[START OF GIVEN RECORDS]
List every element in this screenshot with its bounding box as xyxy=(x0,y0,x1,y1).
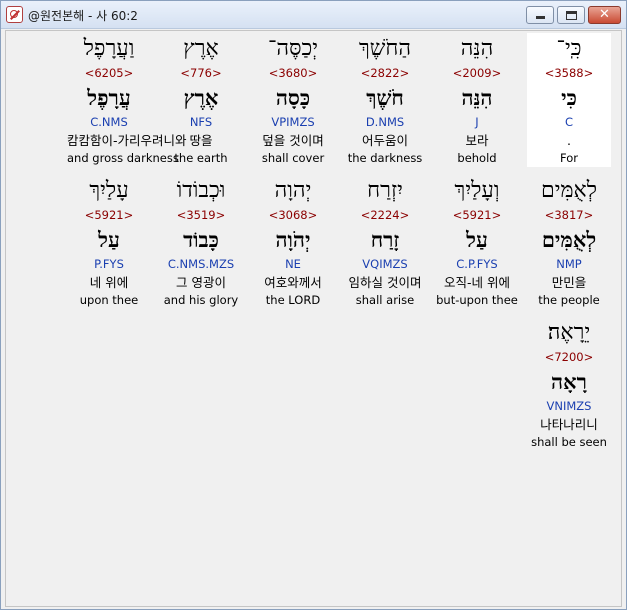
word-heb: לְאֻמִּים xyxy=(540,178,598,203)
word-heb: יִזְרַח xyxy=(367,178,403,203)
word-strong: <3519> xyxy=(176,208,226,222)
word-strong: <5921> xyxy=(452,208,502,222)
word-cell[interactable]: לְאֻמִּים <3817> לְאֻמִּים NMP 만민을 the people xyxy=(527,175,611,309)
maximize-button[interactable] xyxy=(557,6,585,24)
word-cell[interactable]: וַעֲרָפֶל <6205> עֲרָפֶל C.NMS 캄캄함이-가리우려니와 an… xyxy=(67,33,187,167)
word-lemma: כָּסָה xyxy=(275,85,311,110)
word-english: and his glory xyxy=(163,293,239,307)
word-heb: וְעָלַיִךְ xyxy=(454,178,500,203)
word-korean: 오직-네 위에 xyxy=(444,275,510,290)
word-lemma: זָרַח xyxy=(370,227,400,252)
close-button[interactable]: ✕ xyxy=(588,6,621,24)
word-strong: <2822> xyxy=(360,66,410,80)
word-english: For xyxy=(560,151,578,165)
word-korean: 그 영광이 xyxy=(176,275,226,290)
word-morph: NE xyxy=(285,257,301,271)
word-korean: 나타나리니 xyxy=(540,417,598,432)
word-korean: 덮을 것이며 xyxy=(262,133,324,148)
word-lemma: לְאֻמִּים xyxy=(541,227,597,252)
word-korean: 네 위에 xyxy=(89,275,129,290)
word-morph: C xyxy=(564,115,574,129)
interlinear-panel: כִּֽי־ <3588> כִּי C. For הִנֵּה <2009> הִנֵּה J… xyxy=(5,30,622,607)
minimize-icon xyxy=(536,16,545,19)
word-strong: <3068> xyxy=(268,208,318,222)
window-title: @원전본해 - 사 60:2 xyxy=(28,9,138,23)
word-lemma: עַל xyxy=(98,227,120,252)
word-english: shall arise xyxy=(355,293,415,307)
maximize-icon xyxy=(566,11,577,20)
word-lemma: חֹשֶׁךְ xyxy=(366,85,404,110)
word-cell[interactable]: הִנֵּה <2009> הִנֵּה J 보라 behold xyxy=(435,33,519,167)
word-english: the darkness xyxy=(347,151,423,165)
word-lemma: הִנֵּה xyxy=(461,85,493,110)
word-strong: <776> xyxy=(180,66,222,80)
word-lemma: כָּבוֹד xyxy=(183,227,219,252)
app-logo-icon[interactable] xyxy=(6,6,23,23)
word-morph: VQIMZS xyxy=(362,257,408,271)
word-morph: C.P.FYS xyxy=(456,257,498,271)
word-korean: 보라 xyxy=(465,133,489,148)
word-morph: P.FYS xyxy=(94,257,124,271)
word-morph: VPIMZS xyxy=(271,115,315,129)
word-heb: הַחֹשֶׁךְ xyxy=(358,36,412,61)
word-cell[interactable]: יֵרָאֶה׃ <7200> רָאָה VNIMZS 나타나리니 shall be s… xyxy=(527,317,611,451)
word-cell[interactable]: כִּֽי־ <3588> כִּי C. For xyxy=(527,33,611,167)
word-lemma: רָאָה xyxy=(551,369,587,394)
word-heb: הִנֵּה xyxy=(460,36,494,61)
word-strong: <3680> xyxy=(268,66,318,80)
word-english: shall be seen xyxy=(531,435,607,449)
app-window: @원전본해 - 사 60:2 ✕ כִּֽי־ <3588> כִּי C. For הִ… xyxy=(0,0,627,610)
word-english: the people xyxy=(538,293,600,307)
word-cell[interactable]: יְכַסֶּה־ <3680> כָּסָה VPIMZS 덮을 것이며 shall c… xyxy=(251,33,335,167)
[END OF GIVEN RECORDS]
WHAT YOU NEED TO DO ->
Write the rows above again, replacing every "word-strong" with "strong-number" and leaving everything else as it is. Leave the picture out of your answer.

TASK RESPONSE ->
List every element in this screenshot with its bounding box as xyxy=(x0,y0,x1,y1).
word-heb: לְאֻמִּים xyxy=(540,178,598,203)
word-heb: יִזְרַח xyxy=(367,178,403,203)
strong-number: <3519> xyxy=(176,208,226,222)
strong-number: <5921> xyxy=(452,208,502,222)
word-cell[interactable]: לְאֻמִּים <3817> לְאֻמִּים NMP 만민을 the people xyxy=(527,175,611,309)
maximize-button[interactable] xyxy=(557,6,585,24)
word-cell[interactable]: וַעֲרָפֶל <6205> עֲרָפֶל C.NMS 캄캄함이-가리우려니와 an… xyxy=(67,33,187,167)
word-lemma: כָּסָה xyxy=(275,85,311,110)
word-english: and his glory xyxy=(163,293,239,307)
word-heb: וְעָלַיִךְ xyxy=(454,178,500,203)
word-korean: 오직-네 위에 xyxy=(444,275,510,290)
word-lemma: זָרַח xyxy=(370,227,400,252)
close-button[interactable]: ✕ xyxy=(588,6,621,24)
strong-number: <2822> xyxy=(360,66,410,80)
word-english: For xyxy=(560,151,578,165)
word-korean: 그 영광이 xyxy=(176,275,226,290)
word-morph: NE xyxy=(285,257,301,271)
word-korean: 나타나리니 xyxy=(540,417,598,432)
word-korean: 덮을 것이며 xyxy=(262,133,324,148)
word-lemma: לְאֻמִּים xyxy=(541,227,597,252)
word-korean: 네 위에 xyxy=(89,275,129,290)
word-morph: C xyxy=(564,115,574,129)
interlinear-panel: כִּֽי־ <3588> כִּי C. For הִנֵּה <2009> הִנֵּה J… xyxy=(5,30,622,607)
minimize-icon xyxy=(536,16,545,19)
strong-number: <3068> xyxy=(268,208,318,222)
window-title: @원전본해 - 사 60:2 xyxy=(28,9,138,23)
word-lemma: עַל xyxy=(98,227,120,252)
word-english: shall arise xyxy=(355,293,415,307)
maximize-icon xyxy=(566,11,577,20)
word-lemma: חֹשֶׁךְ xyxy=(366,85,404,110)
word-cell[interactable]: הִנֵּה <2009> הִנֵּה J 보라 behold xyxy=(435,33,519,167)
word-english: the darkness xyxy=(347,151,423,165)
word-lemma: הִנֵּה xyxy=(461,85,493,110)
strong-number: <776> xyxy=(180,66,222,80)
word-lemma: כָּבוֹד xyxy=(183,227,219,252)
app-logo-icon[interactable] xyxy=(6,6,23,23)
word-morph: VQIMZS xyxy=(362,257,408,271)
word-morph: C.P.FYS xyxy=(456,257,498,271)
word-korean: 보라 xyxy=(465,133,489,148)
word-morph: P.FYS xyxy=(94,257,124,271)
word-morph: VPIMZS xyxy=(271,115,315,129)
word-heb: הַחֹשֶׁךְ xyxy=(358,36,412,61)
word-cell[interactable]: יֵרָאֶה׃ <7200> רָאָה VNIMZS 나타나리니 shall be s… xyxy=(527,317,611,451)
word-cell[interactable]: כִּֽי־ <3588> כִּי C. For xyxy=(527,33,611,167)
word-lemma: רָאָה xyxy=(551,369,587,394)
word-heb: הִנֵּה xyxy=(460,36,494,61)
strong-number: <3680> xyxy=(268,66,318,80)
word-english: shall be seen xyxy=(531,435,607,449)
app-window: @원전본해 - 사 60:2 ✕ כִּֽי־ <3588> כִּי C. For הִ… xyxy=(0,0,627,610)
word-english: the people xyxy=(538,293,600,307)
word-cell[interactable]: יְכַסֶּה־ <3680> כָּסָה VPIMZS 덮을 것이며 shall c… xyxy=(251,33,335,167)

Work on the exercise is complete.